**PROVIDED MATERIAL**
============================================================

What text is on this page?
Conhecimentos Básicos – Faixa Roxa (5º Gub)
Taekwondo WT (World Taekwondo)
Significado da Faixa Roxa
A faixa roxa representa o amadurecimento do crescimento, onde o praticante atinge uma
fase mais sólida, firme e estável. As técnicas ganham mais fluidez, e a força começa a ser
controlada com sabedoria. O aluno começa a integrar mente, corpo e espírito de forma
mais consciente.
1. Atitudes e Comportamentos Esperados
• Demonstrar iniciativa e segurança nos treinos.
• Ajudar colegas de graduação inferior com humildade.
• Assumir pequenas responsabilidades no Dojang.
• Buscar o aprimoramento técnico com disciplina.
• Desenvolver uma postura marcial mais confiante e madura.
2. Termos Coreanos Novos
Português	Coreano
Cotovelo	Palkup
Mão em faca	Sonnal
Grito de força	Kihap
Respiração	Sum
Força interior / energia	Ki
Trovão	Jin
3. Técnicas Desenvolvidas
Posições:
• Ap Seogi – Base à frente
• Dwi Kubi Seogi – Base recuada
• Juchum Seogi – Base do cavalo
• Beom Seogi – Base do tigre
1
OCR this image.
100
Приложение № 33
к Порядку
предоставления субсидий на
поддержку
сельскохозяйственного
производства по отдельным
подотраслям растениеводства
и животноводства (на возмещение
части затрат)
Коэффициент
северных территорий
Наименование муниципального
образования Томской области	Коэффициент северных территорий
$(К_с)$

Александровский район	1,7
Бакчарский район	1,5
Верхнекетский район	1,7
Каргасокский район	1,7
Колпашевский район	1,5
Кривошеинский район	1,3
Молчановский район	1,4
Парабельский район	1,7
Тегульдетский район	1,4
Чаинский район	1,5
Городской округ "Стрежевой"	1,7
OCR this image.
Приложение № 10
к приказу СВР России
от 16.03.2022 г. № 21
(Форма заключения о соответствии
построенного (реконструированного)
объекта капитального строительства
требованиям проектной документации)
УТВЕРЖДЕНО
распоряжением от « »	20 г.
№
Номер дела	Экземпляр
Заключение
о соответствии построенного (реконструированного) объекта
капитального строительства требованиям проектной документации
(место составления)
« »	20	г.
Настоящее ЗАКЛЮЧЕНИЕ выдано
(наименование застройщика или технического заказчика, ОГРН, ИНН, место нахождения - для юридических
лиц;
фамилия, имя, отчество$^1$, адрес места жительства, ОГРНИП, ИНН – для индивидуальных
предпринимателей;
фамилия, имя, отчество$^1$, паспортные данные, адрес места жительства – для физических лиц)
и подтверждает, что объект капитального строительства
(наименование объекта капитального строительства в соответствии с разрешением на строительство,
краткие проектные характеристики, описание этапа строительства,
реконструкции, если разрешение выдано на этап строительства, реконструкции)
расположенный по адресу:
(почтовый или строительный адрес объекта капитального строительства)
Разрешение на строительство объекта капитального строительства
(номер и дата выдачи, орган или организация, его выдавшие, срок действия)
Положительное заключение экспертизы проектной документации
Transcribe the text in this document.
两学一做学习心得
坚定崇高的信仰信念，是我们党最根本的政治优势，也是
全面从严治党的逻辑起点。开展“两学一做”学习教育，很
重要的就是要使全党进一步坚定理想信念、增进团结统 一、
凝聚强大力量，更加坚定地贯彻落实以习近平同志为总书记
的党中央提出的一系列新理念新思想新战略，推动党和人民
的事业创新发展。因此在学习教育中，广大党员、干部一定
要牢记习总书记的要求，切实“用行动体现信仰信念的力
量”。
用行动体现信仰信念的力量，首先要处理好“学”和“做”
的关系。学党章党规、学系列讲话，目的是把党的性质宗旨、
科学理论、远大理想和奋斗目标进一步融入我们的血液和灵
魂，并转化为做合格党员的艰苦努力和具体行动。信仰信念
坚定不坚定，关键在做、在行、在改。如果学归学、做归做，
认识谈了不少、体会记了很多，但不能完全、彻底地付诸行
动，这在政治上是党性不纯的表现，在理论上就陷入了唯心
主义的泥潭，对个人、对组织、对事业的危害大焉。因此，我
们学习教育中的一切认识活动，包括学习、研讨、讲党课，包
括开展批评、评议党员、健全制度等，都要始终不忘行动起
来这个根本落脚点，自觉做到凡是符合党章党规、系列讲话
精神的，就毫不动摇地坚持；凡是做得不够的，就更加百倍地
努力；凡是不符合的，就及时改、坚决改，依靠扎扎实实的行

============================================================

**SHORT EXERCISE**
Show every line from the listing above in which the string "требованиям" appears.

**COMPLETE ANSWER**
требованиям проектной документации)
капитального строительства требованиям проектной документации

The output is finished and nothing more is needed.